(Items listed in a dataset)

** START **

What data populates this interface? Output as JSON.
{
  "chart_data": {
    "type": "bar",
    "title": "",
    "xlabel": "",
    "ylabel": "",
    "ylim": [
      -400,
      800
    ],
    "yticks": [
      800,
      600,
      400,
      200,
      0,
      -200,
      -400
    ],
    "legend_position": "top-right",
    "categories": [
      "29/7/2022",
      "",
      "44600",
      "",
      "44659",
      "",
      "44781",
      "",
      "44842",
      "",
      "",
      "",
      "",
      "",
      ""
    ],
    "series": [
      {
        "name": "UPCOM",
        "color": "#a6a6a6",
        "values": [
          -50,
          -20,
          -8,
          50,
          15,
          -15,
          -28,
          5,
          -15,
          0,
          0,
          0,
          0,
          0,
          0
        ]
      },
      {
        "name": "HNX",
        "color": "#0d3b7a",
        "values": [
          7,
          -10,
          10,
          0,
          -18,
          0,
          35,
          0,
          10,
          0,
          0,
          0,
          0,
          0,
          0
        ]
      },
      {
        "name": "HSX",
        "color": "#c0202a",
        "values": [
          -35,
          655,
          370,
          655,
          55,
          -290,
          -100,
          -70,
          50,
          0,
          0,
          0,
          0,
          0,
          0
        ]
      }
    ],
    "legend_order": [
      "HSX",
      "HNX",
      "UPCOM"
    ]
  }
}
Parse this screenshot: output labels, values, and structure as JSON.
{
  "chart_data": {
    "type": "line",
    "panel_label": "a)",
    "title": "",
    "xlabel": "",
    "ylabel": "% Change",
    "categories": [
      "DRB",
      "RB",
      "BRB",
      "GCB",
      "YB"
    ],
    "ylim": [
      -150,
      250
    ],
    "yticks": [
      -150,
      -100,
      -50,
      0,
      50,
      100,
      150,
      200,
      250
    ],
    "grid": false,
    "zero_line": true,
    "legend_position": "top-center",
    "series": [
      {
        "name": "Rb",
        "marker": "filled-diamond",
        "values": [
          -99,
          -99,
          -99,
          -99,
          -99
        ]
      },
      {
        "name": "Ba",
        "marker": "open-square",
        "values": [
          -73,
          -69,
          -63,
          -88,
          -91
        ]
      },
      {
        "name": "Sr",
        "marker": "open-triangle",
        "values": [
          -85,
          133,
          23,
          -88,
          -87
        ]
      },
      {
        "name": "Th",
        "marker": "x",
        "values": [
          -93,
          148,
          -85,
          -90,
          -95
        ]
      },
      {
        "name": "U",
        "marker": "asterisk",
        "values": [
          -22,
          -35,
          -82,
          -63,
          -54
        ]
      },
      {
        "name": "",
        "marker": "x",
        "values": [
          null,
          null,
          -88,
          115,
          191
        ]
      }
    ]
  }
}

** END **

[Directions for this task]: Set down each entry again, unchanged.

[Output for this task]:
What data populates this interface? Output as JSON.
{
  "chart_data": {
    "type": "bar",
    "title": "",
    "xlabel": "",
    "ylabel": "",
    "ylim": [
      -400,
      800
    ],
    "yticks": [
      800,
      600,
      400,
      200,
      0,
      -200,
      -400
    ],
    "legend_position": "top-right",
    "categories": [
      "29/7/2022",
      "",
      "44600",
      "",
      "44659",
      "",
      "44781",
      "",
      "44842",
      "",
      "",
      "",
      "",
      "",
      ""
    ],
    "series": [
      {
        "name": "UPCOM",
        "color": "#a6a6a6",
        "values": [
          -50,
          -20,
          -8,
          50,
          15,
          -15,
          -28,
          5,
          -15,
          0,
          0,
          0,
          0,
          0,
          0
        ]
      },
      {
        "name": "HNX",
        "color": "#0d3b7a",
        "values": [
          7,
          -10,
          10,
          0,
          -18,
          0,
          35,
          0,
          10,
          0,
          0,
          0,
          0,
          0,
          0
        ]
      },
      {
        "name": "HSX",
        "color": "#c0202a",
        "values": [
          -35,
          655,
          370,
          655,
          55,
          -290,
          -100,
          -70,
          50,
          0,
          0,
          0,
          0,
          0,
          0
        ]
      }
    ],
    "legend_order": [
      "HSX",
      "HNX",
      "UPCOM"
    ]
  }
}
Parse this screenshot: output labels, values, and structure as JSON.
{
  "chart_data": {
    "type": "line",
    "panel_label": "a)",
    "title": "",
    "xlabel": "",
    "ylabel": "% Change",
    "categories": [
      "DRB",
      "RB",
      "BRB",
      "GCB",
      "YB"
    ],
    "ylim": [
      -150,
      250
    ],
    "yticks": [
      -150,
      -100,
      -50,
      0,
      50,
      100,
      150,
      200,
      250
    ],
    "grid": false,
    "zero_line": true,
    "legend_position": "top-center",
    "series": [
      {
        "name": "Rb",
        "marker": "filled-diamond",
        "values": [
          -99,
          -99,
          -99,
          -99,
          -99
        ]
      },
      {
        "name": "Ba",
        "marker": "open-square",
        "values": [
          -73,
          -69,
          -63,
          -88,
          -91
        ]
      },
      {
        "name": "Sr",
        "marker": "open-triangle",
        "values": [
          -85,
          133,
          23,
          -88,
          -87
        ]
      },
      {
        "name": "Th",
        "marker": "x",
        "values": [
          -93,
          148,
          -85,
          -90,
          -95
        ]
      },
      {
        "name": "U",
        "marker": "asterisk",
        "values": [
          -22,
          -35,
          -82,
          -63,
          -54
        ]
      },
      {
        "name": "",
        "marker": "x",
        "values": [
          null,
          null,
          -88,
          115,
          191
        ]
      }
    ]
  }
}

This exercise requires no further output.